**EXERCISE BRIEF:** Go through the material below and report how many lines contain "sviluppo". Give only the number.

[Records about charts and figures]
-- start --

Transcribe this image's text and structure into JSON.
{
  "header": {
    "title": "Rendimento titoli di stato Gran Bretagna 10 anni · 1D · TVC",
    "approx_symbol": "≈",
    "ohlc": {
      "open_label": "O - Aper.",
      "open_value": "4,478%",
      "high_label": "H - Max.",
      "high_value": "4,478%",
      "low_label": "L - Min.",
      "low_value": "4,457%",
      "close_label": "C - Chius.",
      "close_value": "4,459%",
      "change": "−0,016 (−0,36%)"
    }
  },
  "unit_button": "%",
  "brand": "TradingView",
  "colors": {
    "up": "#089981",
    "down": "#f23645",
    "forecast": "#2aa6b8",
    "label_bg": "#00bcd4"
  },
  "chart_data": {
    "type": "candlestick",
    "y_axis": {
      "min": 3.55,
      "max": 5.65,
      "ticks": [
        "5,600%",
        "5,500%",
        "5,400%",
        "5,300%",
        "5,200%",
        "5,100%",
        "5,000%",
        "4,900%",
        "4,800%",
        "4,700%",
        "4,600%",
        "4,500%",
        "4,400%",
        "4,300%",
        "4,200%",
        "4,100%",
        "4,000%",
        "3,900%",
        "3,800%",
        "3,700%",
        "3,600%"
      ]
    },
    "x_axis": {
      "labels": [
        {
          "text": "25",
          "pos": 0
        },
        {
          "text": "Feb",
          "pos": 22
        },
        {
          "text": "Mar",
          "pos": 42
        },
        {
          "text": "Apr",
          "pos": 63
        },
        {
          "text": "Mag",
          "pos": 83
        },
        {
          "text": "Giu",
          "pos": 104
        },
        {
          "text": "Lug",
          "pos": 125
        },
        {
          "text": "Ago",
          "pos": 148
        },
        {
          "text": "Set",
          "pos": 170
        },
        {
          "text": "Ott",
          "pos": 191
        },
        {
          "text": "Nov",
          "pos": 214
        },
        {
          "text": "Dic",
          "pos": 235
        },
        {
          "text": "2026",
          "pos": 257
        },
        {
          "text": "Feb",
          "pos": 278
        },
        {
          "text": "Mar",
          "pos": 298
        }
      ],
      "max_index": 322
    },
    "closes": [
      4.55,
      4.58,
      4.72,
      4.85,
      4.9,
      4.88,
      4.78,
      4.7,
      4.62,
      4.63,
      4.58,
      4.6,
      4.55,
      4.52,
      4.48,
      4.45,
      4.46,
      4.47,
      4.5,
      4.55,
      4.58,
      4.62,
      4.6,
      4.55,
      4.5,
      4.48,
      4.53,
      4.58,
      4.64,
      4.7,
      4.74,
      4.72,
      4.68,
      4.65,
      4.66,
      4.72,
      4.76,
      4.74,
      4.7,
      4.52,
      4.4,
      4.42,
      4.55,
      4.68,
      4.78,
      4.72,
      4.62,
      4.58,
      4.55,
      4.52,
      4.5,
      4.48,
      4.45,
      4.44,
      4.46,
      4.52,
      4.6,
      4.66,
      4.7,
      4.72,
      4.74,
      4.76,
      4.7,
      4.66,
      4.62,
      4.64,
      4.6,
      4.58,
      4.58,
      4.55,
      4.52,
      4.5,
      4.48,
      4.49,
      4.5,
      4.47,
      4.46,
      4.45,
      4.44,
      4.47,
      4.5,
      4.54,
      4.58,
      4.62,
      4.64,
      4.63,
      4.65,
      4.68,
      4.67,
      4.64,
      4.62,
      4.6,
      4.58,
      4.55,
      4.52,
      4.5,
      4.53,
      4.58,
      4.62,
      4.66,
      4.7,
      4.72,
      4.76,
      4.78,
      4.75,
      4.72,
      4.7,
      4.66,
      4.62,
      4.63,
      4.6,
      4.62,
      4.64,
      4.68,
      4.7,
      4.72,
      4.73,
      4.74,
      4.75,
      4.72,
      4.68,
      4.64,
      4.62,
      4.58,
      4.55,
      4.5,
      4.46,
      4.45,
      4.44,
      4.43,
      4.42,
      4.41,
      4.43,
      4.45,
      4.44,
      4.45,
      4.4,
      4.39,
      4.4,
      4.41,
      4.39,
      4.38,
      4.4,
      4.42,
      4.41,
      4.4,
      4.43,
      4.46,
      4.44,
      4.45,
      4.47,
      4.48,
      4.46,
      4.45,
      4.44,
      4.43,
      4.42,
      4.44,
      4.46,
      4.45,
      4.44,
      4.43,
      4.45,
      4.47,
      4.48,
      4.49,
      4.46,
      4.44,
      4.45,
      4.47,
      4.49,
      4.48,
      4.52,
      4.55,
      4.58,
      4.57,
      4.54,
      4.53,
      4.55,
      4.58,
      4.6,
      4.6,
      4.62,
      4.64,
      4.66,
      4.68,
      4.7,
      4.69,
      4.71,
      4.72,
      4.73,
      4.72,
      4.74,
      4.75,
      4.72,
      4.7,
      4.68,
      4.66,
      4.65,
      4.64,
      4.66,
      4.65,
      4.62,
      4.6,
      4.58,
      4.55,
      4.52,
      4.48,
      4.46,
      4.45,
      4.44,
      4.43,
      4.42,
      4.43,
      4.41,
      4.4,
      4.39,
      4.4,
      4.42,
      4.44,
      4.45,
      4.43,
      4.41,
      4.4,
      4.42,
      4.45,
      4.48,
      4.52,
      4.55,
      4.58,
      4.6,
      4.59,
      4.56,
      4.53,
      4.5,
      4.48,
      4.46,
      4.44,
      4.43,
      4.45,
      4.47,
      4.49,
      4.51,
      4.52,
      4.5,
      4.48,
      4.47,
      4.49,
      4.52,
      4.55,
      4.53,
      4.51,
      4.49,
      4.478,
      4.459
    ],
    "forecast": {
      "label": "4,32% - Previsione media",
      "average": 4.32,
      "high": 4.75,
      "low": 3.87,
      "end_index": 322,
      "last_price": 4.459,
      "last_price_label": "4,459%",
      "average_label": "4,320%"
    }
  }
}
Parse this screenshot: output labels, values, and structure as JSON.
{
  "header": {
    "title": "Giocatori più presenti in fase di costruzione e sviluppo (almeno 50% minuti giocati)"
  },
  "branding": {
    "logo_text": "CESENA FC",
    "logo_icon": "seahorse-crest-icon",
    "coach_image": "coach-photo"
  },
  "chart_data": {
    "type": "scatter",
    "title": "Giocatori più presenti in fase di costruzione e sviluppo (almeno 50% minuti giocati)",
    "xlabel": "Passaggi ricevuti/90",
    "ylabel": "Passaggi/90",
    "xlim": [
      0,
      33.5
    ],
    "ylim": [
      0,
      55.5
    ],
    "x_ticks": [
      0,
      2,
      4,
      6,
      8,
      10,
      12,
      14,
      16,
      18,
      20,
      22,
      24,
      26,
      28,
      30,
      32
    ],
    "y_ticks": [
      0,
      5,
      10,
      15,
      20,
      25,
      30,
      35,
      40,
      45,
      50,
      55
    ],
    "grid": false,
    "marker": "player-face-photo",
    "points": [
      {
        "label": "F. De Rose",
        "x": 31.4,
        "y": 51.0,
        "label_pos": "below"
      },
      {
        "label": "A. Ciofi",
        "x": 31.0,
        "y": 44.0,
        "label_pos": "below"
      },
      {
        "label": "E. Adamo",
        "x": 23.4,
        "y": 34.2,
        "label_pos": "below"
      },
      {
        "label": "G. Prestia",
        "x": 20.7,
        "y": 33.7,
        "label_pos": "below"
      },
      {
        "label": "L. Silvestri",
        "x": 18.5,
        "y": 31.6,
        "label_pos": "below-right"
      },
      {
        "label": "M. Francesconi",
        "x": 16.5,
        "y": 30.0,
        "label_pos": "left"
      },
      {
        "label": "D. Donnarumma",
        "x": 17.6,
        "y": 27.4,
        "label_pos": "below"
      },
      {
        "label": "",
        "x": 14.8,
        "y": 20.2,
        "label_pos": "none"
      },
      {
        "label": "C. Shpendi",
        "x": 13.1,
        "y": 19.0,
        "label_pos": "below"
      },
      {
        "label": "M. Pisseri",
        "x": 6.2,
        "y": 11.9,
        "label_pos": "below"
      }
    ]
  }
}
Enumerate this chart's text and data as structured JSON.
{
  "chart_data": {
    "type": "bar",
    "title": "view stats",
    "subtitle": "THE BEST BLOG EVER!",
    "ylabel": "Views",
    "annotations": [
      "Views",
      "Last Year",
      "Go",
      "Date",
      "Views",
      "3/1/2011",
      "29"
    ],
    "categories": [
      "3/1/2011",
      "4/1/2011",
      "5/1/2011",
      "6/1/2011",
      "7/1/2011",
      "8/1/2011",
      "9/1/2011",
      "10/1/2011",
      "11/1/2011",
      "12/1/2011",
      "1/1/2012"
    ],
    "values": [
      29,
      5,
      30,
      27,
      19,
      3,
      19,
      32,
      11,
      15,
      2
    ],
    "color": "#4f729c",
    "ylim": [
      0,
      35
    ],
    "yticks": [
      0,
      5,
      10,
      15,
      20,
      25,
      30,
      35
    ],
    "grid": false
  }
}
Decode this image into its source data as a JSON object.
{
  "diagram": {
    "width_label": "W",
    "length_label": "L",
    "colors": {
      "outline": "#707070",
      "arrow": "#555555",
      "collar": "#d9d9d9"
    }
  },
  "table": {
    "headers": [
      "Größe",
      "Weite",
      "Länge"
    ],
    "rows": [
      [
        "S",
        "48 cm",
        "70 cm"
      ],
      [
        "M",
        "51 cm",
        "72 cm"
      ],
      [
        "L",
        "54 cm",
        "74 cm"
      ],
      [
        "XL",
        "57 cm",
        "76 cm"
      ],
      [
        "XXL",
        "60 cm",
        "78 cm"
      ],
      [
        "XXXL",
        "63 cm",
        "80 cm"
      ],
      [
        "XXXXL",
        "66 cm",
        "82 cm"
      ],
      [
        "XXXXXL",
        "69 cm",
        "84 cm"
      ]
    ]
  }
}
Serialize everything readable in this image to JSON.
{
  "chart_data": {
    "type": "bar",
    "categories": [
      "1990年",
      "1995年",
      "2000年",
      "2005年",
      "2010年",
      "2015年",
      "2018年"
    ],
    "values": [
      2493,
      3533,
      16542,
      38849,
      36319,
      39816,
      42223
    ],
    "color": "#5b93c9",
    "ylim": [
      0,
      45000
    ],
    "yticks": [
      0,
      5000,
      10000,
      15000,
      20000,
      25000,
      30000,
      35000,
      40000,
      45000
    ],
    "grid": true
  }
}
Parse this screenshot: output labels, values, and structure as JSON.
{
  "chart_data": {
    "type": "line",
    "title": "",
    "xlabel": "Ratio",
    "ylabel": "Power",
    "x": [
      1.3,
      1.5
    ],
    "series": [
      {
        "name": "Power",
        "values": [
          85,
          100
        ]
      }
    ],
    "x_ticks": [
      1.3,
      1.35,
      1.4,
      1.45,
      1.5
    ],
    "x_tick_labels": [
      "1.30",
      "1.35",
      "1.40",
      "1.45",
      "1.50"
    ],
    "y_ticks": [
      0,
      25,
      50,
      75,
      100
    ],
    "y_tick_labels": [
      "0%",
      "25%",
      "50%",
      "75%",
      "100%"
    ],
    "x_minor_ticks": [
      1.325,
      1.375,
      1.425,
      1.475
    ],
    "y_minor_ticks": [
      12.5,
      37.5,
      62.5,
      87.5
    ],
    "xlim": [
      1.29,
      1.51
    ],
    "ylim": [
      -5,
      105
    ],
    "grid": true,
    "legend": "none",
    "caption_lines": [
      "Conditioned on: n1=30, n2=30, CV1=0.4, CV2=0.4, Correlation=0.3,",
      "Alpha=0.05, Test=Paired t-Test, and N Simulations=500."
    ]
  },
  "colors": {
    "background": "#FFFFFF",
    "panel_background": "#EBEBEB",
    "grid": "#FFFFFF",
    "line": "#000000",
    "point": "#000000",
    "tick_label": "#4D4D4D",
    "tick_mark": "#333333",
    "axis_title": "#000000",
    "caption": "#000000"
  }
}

-- end --

**FINISHED ANSWER:** 2